Text to read →
▬▬▬

Article

Semiconductor Litigation: Advanced Process Transitions and the Next Wave of Patent Risk

Fish & Richardson

Authors

Semiconductors are the quiet infrastructure of modern life. Practically every electronic device — from phones and PCs to vehicles and data-center accelerators — depends on manufacturing steps that turn a silicon wafer into billions of interconnected transistors. For decades, the industry advancements were easy to summarize: smaller features, higher density, better performance.

But today’s leading-edge advancements increasingly coincide with something more consequential than simply shrinking the transistor size. The transistor itself has changed shape, moving from traditional 2D planar structures to complex 3D devices. Those architecture shifts are not merely technical milestones; they reshape how patents are drafted, asserted, and defended.

Architecture in transformation: From planar to FinFET to GAA and beyond

Process technology is the manufacturing playbook for how transistors are formed and connected in modern chips. It includes thousands of tightly coupled steps, including material deposition, lithography, etch, implantation, anneal, and planarization, all of which are typically controlled at the nanometer (nm) scale, which is about 50,000 times smaller than a human hair.

For much of the semiconductor industry's history, the dominant device was the planar metal-oxide-semiconductor field effect transistor (MOSFET). In this design, the transistor is effectively a two-dimensional switch. The economics of that era were framed by Dennard scaling; as dimensions shrank, performance improved without a commensurate increase in power. From an intellectual property (IP) perspective, many manufacturers relied on broadly similar and long-developed building blocks, so disputes more often centered on higher-level circuit implementation and layout rather than the transistor architecture itself.

As transistor dimensions shrank below 20nm, planar devices faced increasing electrostatic control, leakage, and variability challenges. At those dimensions, short-channel effects and power-density limits made it harder to maintain the desired on/off behavior using traditional planar geometries.

▬▬▬

Stored rows →
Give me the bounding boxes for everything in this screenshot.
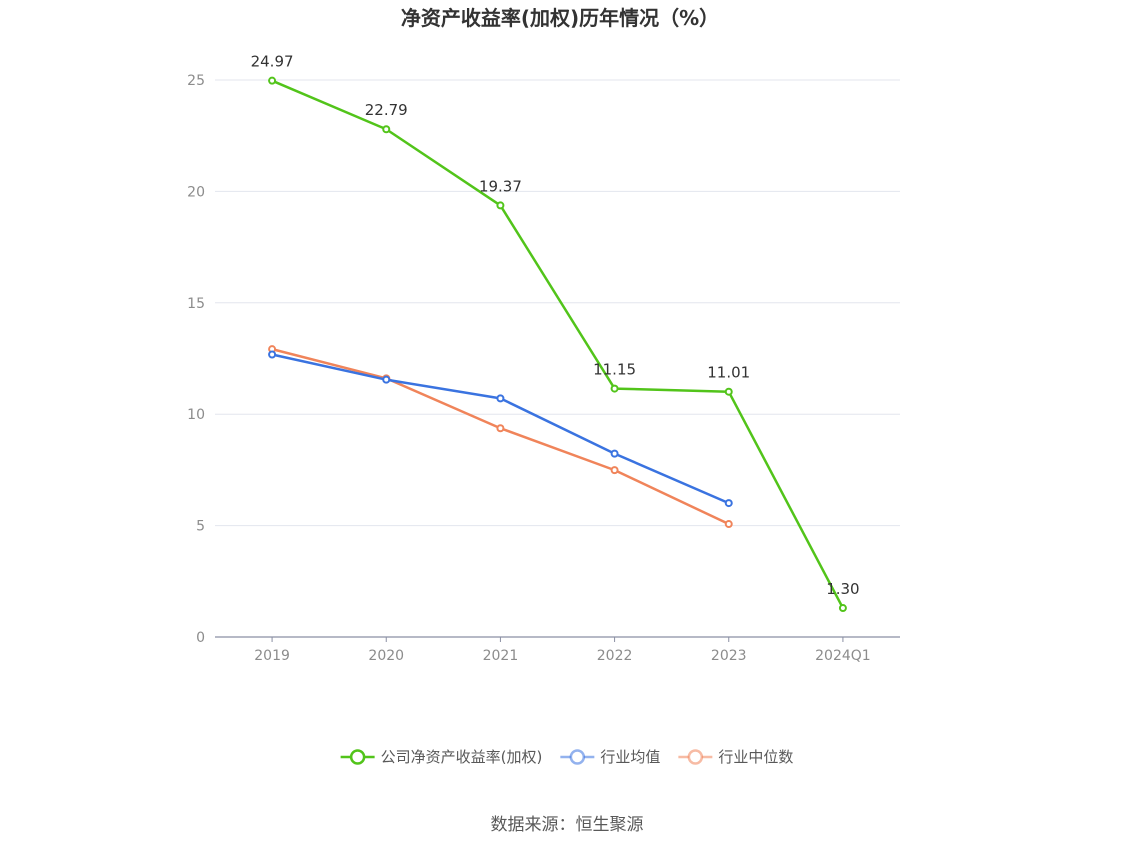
series-lines [268,76,847,613]
grid-lines [215,79,900,527]
data-point[interactable] [496,201,505,210]
chart-title: 净资产收益率(加权)历年情况（%） [401,6,719,30]
data-point[interactable] [382,125,391,134]
x-tick-label: 2024Q1 [815,648,871,664]
y-tick-label: 25 [187,73,205,89]
data-point[interactable] [496,394,505,403]
source-note: 数据来源：恒生聚源 [491,815,644,835]
legend-label: 行业中位数 [718,748,793,766]
y-tick-label: 10 [187,407,205,423]
data-point[interactable] [724,520,733,529]
series-line [271,79,845,609]
x-tick-label: 2021 [483,648,519,664]
y-tick-label: 20 [187,184,205,200]
y-tick-label: 0 [196,630,205,646]
x-tick-label: 2023 [711,648,747,664]
legend-marker-icon [569,749,586,765]
legend-item[interactable]: 行业中位数 [678,748,793,766]
data-point[interactable] [268,76,277,85]
data-label: 11.15 [593,361,636,379]
data-label: 19.37 [479,177,522,195]
data-point[interactable] [496,424,505,433]
data-point[interactable] [724,387,733,396]
x-tick-label: 2020 [368,648,404,664]
legend-label: 行业均值 [600,748,660,766]
data-label: 11.01 [707,364,750,382]
data-label: 24.97 [251,53,294,71]
data-point[interactable] [610,466,619,475]
data-label: 1.30 [826,580,859,598]
legend-label: 公司净资产收益率(加权) [381,748,543,766]
data-point[interactable] [838,604,847,613]
x-tick-label: 2019 [254,648,290,664]
x-tick-label: 2022 [597,648,633,664]
legend-marker-icon [349,749,366,765]
y-tick-label: 15 [187,296,205,312]
y-tick-label: 5 [196,519,205,535]
data-point[interactable] [382,375,391,384]
legend-item[interactable]: 公司净资产收益率(加权) [340,748,543,766]
data-point[interactable] [268,350,277,359]
data-point[interactable] [724,499,733,508]
data-point[interactable] [610,384,619,393]
data-labels: 24.97 22.79 19.37 11.15 11.01 1.30 [251,53,860,598]
legend: 公司净资产收益率(加权) 行业均值 行业中位数 [340,748,793,766]
legend-item[interactable]: 行业均值 [560,748,660,766]
data-label: 22.79 [365,101,408,119]
data-point[interactable] [610,449,619,458]
legend-marker-icon [687,749,704,765]
series-line [271,347,730,526]
axes: 0 5 10 15 20 25 2019 2020 2021 2022 2023 2024Q1 [187,73,900,664]
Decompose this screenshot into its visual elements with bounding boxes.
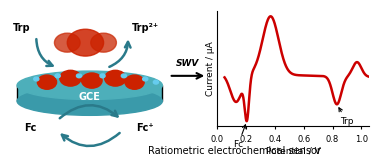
Circle shape <box>105 70 126 86</box>
Circle shape <box>34 77 39 81</box>
Circle shape <box>76 74 82 78</box>
Circle shape <box>100 74 105 78</box>
Y-axis label: Current / μA: Current / μA <box>206 41 215 96</box>
Text: Fc: Fc <box>24 123 36 133</box>
Text: SWV: SWV <box>176 59 200 68</box>
Text: Ratiometric electrochemical sensor: Ratiometric electrochemical sensor <box>148 146 321 156</box>
Circle shape <box>54 33 80 52</box>
Text: Trp²⁺: Trp²⁺ <box>132 23 159 33</box>
Circle shape <box>143 77 148 81</box>
Text: Trp: Trp <box>12 23 30 33</box>
Ellipse shape <box>17 71 162 100</box>
Circle shape <box>55 74 60 78</box>
Circle shape <box>67 29 104 56</box>
X-axis label: Potential / V: Potential / V <box>266 146 320 155</box>
Circle shape <box>91 33 116 52</box>
Circle shape <box>121 74 126 78</box>
Circle shape <box>82 73 102 88</box>
Circle shape <box>37 75 57 89</box>
Ellipse shape <box>17 87 162 115</box>
Circle shape <box>60 70 81 86</box>
Circle shape <box>153 80 158 84</box>
Text: Trp: Trp <box>339 108 354 126</box>
Circle shape <box>125 75 144 89</box>
Text: Fc⁺: Fc⁺ <box>136 123 154 133</box>
Text: GCE: GCE <box>79 92 101 102</box>
FancyBboxPatch shape <box>17 85 162 101</box>
Text: Fc: Fc <box>233 125 246 149</box>
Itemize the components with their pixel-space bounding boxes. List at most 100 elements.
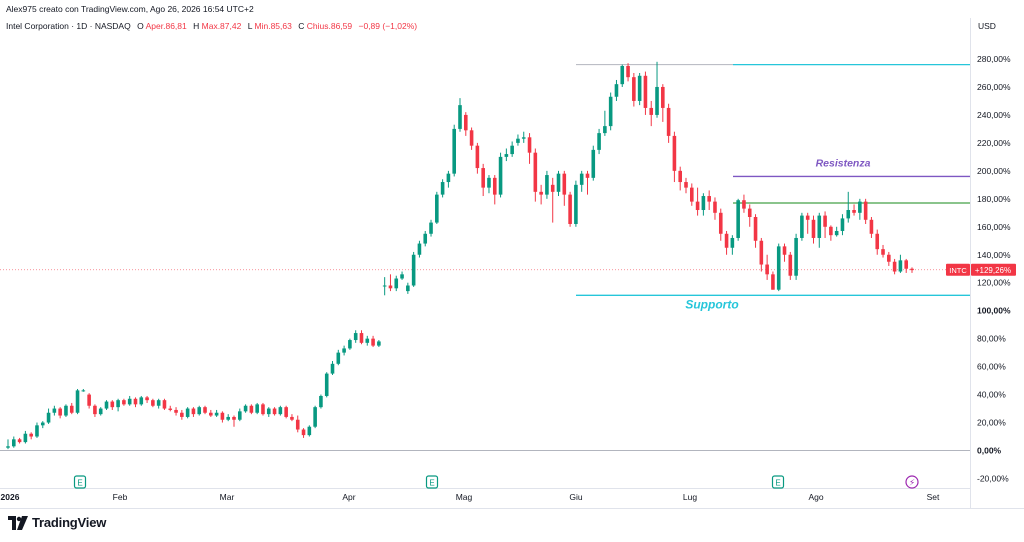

▬▬▬

What you will do → Continue the article on semiconductor patent litigation from its last sentence, carrying on with how transistor architecture moved beyond planar devices.

Result of the exercise →
Beginning around 2011, the industry responded by moving from 2D to 3D device geometries. FinFETs implemented 3D transistor structures where the gate wrapped around the fin on three sides, leading to increased switch control. The next transition — nanosheet or Gate All Around FET (GAAFET) devices — extended that concept by surrounding the channel on four sides, further improving control and variability tolerance. Semiconductor roadmaps now point to even denser variants, including Forksheet FET concepts that pack FETs closer together and complementary FET concepts that stack transistor devices.

How architecture transitions shape dispute dynamics

As process technology evolves, some process advances coincide with changes in device architecture and integration approaches, reflecting a mix of technical, manufacturing, and economic considerations. These shifts can spur work across materials, process integration, and metrology. Patent filings may increase around aspects of those developments depending on where companies choose to invest and how they differentiate their approaches.

Earlier generations of scaling often offered multiple practical routes to the same design goals, and engineers could frequently pursue different integration choices to meet performance and manufacturability targets. As devices moved further into the nanometer regime, architectural and process-integration decisions have become more tightly coupled to physics, tooling, and design-rule tradeoffs. That environment can increase patent activity around particular approaches that companies view as important to differentiation, yield, or reliability.

Recurring issues for product companies in the 3D era

Leading-edge process transitions also change how disputes are litigated. Several issues recur with particular force:

Party alignment: Product companies, foundries, and suppliers

Product companies are often named because they ship the accused devices, while relevant technical information may be distributed across foundries and supply-chain partners. That distribution can complicate how information is gathered, protected, and shared, and how responsibilities are allocated through commercial arrangements. That asymmetry can increase the importance of supply-chain coordination in litigation, from how information is gathered and protected to how responsibilities are allocated through commercial terms.

Third-party discovery explodes (foundry/tool/materials vendors)

As architectures evolve, some information relevant to technical questions in a dispute may reside with foundries, tool vendors, or materials suppliers (for example, qualification records, interface characterizations, or process-monitoring datasets). Subpoenas and cross-border procedures may therefore play a larger role, with corresponding cost and scheduling implications. In practice, proportionality and sequencing considerations can shape the scope, timing, and burden of third-party production where sensitive process information is implicated.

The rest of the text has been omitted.